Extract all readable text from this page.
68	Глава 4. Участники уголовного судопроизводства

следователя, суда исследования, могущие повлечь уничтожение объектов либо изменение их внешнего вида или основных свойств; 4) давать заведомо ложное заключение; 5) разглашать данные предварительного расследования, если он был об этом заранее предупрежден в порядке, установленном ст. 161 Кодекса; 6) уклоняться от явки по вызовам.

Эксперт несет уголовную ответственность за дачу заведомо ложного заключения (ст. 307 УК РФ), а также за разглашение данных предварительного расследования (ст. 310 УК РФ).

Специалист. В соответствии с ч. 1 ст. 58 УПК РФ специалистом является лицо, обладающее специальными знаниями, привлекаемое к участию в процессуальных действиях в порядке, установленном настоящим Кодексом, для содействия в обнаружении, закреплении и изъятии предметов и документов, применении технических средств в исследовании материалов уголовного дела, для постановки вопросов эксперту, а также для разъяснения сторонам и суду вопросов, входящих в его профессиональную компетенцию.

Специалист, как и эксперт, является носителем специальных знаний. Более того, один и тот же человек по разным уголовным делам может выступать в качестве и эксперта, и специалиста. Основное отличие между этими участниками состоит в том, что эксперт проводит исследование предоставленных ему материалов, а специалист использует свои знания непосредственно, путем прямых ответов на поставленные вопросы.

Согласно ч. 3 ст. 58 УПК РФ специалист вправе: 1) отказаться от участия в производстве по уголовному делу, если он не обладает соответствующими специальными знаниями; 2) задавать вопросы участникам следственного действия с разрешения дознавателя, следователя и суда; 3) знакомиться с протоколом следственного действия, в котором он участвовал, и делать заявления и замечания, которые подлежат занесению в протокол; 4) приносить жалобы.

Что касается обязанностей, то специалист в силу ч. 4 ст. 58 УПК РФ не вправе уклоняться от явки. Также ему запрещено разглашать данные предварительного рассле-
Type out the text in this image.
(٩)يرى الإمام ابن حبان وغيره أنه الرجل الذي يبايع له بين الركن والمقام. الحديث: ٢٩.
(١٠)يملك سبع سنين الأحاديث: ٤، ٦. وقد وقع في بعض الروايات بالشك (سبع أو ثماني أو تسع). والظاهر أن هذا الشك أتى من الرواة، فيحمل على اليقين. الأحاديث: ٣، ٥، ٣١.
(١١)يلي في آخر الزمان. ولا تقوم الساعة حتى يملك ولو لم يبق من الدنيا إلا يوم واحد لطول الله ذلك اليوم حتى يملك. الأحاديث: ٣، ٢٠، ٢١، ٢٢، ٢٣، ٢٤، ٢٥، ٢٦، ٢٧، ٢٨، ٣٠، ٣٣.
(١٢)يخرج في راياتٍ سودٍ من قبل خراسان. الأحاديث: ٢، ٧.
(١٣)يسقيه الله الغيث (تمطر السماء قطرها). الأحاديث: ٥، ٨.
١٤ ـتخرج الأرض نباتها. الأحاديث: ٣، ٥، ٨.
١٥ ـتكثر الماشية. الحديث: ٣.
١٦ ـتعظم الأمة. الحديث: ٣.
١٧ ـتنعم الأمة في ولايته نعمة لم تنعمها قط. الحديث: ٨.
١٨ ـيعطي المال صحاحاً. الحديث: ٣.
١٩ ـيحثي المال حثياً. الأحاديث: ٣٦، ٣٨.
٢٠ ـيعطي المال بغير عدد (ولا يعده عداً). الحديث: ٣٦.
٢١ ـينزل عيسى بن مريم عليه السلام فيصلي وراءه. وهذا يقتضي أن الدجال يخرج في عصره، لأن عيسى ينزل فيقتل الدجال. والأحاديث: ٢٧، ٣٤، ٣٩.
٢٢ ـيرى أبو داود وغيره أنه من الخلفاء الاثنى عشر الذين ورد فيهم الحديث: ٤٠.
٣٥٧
= = = = =
*Goal*
Return the listing above in its exact form.

*Response to this exercise*
Extract all readable text from this page.
68	Глава 4. Участники уголовного судопроизводства

следователя, суда исследования, могущие повлечь уничтожение объектов либо изменение их внешнего вида или основных свойств; 4) давать заведомо ложное заключение; 5) разглашать данные предварительного расследования, если он был об этом заранее предупрежден в порядке, установленном ст. 161 Кодекса; 6) уклоняться от явки по вызовам.

Эксперт несет уголовную ответственность за дачу заведомо ложного заключения (ст. 307 УК РФ), а также за разглашение данных предварительного расследования (ст. 310 УК РФ).

Специалист. В соответствии с ч. 1 ст. 58 УПК РФ специалистом является лицо, обладающее специальными знаниями, привлекаемое к участию в процессуальных действиях в порядке, установленном настоящим Кодексом, для содействия в обнаружении, закреплении и изъятии предметов и документов, применении технических средств в исследовании материалов уголовного дела, для постановки вопросов эксперту, а также для разъяснения сторонам и суду вопросов, входящих в его профессиональную компетенцию.

Специалист, как и эксперт, является носителем специальных знаний. Более того, один и тот же человек по разным уголовным делам может выступать в качестве и эксперта, и специалиста. Основное отличие между этими участниками состоит в том, что эксперт проводит исследование предоставленных ему материалов, а специалист использует свои знания непосредственно, путем прямых ответов на поставленные вопросы.

Согласно ч. 3 ст. 58 УПК РФ специалист вправе: 1) отказаться от участия в производстве по уголовному делу, если он не обладает соответствующими специальными знаниями; 2) задавать вопросы участникам следственного действия с разрешения дознавателя, следователя и суда; 3) знакомиться с протоколом следственного действия, в котором он участвовал, и делать заявления и замечания, которые подлежат занесению в протокол; 4) приносить жалобы.

Что касается обязанностей, то специалист в силу ч. 4 ст. 58 УПК РФ не вправе уклоняться от явки. Также ему запрещено разглашать данные предварительного рассле-
Type out the text in this image.
(٩)يرى الإمام ابن حبان وغيره أنه الرجل الذي يبايع له بين الركن والمقام. الحديث: ٢٩.
(١٠)يملك سبع سنين الأحاديث: ٤، ٦. وقد وقع في بعض الروايات بالشك (سبع أو ثماني أو تسع). والظاهر أن هذا الشك أتى من الرواة، فيحمل على اليقين. الأحاديث: ٣، ٥، ٣١.
(١١)يلي في آخر الزمان. ولا تقوم الساعة حتى يملك ولو لم يبق من الدنيا إلا يوم واحد لطول الله ذلك اليوم حتى يملك. الأحاديث: ٣، ٢٠، ٢١، ٢٢، ٢٣، ٢٤، ٢٥، ٢٦، ٢٧، ٢٨، ٣٠، ٣٣.
(١٢)يخرج في راياتٍ سودٍ من قبل خراسان. الأحاديث: ٢، ٧.
(١٣)يسقيه الله الغيث (تمطر السماء قطرها). الأحاديث: ٥، ٨.
١٤ ـتخرج الأرض نباتها. الأحاديث: ٣، ٥، ٨.
١٥ ـتكثر الماشية. الحديث: ٣.
١٦ ـتعظم الأمة. الحديث: ٣.
١٧ ـتنعم الأمة في ولايته نعمة لم تنعمها قط. الحديث: ٨.
١٨ ـيعطي المال صحاحاً. الحديث: ٣.
١٩ ـيحثي المال حثياً. الأحاديث: ٣٦، ٣٨.
٢٠ ـيعطي المال بغير عدد (ولا يعده عداً). الحديث: ٣٦.
٢١ ـينزل عيسى بن مريم عليه السلام فيصلي وراءه. وهذا يقتضي أن الدجال يخرج في عصره، لأن عيسى ينزل فيقتل الدجال. والأحاديث: ٢٧، ٣٤، ٣٩.
٢٢ ـيرى أبو داود وغيره أنه من الخلفاء الاثنى عشر الذين ورد فيهم الحديث: ٤٠.
٣٥٧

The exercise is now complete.